Dataset items
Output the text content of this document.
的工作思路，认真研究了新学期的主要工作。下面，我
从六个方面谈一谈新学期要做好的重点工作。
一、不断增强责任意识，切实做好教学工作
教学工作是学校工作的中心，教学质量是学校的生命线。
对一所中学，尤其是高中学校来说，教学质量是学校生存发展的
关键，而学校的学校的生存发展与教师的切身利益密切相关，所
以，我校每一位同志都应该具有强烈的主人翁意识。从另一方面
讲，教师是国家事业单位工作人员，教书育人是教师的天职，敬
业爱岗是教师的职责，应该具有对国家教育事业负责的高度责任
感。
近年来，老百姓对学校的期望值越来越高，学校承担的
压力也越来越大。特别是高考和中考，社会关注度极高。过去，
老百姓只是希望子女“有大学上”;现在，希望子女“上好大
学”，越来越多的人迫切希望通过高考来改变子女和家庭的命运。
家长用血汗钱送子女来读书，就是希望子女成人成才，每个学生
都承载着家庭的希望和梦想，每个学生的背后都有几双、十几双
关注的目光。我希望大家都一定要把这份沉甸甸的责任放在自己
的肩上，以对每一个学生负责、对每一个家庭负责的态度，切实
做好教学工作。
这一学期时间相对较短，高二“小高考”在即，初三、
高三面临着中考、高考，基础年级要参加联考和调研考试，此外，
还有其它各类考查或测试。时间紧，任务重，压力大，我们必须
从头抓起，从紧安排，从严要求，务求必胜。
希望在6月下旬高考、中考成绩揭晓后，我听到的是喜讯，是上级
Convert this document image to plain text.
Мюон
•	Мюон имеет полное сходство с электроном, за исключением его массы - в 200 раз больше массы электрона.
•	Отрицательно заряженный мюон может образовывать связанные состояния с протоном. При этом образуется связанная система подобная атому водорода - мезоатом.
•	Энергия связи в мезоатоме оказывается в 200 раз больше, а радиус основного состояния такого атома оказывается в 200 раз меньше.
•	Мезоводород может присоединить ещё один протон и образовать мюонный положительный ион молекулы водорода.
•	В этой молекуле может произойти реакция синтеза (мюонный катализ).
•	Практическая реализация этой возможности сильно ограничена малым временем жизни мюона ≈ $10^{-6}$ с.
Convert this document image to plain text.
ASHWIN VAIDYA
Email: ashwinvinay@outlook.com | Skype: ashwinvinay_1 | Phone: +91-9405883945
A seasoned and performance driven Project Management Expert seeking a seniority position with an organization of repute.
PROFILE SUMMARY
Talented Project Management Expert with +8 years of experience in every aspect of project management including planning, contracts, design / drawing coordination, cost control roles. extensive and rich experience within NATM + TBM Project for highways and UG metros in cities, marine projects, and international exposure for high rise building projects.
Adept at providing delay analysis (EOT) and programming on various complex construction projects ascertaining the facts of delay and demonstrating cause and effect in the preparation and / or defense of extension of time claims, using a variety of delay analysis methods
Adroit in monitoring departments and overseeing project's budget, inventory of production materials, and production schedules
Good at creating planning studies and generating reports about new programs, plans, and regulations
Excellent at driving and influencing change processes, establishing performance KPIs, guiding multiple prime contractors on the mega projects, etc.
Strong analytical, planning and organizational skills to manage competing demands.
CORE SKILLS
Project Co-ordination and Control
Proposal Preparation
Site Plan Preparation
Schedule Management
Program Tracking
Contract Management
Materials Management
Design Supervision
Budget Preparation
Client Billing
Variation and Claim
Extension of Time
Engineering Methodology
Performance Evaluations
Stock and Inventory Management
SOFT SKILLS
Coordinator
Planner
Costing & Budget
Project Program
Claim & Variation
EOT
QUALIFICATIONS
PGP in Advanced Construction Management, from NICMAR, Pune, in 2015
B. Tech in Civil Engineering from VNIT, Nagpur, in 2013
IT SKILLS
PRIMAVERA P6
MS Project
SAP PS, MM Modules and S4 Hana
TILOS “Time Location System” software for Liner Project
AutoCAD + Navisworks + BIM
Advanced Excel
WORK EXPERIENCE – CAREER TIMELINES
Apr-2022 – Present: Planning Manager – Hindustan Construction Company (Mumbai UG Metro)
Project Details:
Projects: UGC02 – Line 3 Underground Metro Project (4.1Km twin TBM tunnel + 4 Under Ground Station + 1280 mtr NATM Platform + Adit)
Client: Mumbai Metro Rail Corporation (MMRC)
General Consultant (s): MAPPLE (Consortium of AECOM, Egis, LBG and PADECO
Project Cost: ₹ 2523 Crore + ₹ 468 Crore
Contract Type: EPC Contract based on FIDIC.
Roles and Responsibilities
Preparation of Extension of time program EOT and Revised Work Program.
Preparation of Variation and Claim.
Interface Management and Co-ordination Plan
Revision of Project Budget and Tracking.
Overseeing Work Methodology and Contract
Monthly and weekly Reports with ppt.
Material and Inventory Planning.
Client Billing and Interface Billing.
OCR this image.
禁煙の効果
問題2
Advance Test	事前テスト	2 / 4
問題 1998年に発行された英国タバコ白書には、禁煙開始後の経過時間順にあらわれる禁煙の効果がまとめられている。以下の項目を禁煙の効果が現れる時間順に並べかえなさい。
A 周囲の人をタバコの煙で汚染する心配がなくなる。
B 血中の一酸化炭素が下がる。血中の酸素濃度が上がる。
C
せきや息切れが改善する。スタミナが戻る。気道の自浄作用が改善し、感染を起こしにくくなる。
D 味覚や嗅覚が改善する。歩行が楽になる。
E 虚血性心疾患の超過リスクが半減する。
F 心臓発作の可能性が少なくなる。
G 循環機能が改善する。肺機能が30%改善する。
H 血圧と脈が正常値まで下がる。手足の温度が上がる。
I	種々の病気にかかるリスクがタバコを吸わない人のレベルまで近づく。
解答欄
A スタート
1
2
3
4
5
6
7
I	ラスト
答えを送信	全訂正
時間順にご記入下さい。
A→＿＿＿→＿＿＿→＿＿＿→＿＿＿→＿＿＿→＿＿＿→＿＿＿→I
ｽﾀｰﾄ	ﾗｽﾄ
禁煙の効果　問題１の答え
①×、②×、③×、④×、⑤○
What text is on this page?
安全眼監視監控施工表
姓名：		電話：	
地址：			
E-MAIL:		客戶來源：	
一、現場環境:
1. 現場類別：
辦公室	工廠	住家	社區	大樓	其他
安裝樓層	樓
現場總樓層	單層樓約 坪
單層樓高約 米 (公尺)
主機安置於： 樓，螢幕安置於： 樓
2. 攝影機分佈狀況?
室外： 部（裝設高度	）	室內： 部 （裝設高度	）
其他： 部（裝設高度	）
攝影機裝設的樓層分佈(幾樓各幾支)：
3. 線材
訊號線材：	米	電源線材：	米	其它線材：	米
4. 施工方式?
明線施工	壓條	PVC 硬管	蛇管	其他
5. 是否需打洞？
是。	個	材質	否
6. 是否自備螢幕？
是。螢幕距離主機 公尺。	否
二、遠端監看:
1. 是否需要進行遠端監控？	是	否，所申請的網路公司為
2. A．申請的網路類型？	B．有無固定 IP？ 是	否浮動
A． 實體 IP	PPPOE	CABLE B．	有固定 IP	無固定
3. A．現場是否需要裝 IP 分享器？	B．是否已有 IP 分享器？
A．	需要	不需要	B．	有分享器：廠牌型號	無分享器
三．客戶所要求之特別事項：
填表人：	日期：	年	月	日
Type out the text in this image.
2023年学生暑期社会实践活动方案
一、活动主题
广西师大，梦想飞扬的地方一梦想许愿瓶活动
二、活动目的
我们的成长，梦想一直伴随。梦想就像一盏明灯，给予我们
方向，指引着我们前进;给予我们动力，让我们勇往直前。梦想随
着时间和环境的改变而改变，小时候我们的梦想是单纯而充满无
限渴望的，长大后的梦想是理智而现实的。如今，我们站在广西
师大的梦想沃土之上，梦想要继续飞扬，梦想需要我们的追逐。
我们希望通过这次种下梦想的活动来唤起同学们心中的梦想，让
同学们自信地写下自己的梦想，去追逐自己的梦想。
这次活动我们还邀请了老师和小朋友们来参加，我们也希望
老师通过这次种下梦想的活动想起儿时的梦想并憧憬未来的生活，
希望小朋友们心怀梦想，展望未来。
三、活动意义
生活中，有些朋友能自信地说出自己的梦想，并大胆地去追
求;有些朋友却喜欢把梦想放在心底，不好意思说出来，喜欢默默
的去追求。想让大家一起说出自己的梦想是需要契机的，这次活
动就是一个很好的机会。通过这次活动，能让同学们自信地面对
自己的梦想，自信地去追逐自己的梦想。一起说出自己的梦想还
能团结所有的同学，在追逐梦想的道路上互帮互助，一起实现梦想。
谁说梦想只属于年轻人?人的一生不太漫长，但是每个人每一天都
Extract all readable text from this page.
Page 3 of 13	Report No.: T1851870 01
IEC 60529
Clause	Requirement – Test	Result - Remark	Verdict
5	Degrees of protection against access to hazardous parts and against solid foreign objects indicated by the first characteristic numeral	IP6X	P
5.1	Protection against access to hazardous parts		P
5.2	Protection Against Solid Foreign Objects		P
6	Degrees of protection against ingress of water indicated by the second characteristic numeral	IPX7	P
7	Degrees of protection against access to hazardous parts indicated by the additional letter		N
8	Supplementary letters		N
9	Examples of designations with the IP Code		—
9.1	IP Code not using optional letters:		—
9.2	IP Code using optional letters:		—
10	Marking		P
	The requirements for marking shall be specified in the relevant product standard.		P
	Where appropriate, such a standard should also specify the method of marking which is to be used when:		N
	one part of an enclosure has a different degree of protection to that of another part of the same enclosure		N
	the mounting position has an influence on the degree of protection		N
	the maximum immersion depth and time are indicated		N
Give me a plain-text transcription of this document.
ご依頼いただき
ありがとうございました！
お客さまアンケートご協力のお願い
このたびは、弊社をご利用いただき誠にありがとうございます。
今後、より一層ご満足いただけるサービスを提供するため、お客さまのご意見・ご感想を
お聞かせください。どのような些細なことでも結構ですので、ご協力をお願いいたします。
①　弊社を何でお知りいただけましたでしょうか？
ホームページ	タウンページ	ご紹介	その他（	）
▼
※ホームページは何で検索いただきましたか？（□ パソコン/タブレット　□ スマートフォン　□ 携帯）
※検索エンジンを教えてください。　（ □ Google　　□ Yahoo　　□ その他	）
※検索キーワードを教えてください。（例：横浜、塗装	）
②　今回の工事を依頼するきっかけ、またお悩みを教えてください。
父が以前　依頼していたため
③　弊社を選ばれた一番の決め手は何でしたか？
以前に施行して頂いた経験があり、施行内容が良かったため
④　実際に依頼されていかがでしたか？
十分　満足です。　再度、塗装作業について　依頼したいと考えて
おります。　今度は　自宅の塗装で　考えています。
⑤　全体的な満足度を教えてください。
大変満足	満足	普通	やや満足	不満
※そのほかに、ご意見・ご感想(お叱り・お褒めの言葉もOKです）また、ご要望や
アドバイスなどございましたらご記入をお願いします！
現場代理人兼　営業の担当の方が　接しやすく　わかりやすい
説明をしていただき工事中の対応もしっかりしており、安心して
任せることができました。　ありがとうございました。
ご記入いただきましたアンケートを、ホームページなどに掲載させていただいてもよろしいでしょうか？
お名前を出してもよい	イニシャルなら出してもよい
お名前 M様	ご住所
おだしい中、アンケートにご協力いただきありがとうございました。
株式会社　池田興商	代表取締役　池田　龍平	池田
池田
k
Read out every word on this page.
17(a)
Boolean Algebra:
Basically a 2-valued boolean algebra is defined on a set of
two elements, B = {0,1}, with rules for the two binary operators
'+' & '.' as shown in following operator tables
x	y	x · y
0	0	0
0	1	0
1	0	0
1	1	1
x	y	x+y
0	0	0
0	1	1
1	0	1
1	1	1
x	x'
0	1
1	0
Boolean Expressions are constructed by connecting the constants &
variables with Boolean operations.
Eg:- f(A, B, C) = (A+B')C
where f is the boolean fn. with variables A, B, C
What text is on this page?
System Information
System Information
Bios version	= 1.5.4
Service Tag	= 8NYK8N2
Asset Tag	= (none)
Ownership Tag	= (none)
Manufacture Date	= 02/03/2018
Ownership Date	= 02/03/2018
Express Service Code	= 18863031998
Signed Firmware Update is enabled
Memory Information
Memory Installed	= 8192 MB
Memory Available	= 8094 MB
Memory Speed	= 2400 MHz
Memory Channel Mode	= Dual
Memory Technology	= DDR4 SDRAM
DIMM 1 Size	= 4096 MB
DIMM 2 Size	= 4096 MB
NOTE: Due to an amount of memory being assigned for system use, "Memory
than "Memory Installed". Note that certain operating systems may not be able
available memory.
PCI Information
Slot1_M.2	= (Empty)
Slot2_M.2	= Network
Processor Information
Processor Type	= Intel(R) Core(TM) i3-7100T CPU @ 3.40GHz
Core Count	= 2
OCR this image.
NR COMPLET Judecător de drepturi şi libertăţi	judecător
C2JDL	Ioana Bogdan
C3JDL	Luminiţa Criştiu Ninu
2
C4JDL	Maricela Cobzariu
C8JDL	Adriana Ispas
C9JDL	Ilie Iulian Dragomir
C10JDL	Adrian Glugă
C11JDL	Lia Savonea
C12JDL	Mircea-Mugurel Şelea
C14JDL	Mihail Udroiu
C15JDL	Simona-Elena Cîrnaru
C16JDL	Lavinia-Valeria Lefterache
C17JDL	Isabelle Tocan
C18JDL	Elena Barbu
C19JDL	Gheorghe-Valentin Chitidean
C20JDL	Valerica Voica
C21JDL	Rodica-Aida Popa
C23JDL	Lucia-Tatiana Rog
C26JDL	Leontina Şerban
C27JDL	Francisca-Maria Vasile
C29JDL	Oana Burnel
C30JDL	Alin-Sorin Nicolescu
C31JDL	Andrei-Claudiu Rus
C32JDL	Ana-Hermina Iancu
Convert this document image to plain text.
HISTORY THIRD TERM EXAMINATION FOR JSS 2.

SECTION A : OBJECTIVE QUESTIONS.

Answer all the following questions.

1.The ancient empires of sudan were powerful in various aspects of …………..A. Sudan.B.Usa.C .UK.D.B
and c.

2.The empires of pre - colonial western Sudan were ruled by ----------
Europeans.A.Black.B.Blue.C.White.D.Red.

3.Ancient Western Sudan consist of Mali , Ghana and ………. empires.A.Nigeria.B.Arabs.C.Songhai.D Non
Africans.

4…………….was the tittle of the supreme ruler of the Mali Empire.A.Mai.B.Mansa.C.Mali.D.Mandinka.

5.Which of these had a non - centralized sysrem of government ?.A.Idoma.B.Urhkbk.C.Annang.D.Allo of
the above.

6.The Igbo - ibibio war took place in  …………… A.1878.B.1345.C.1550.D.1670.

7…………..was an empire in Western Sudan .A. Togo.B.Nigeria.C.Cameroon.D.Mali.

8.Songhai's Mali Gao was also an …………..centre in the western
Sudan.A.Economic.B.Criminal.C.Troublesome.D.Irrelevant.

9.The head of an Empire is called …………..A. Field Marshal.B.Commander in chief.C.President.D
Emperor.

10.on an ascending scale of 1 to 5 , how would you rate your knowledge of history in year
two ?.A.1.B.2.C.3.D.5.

Exercise description -
How many of the lines above include the string "Mali"? Reply with the number by itself.

Answer for this exercise -
4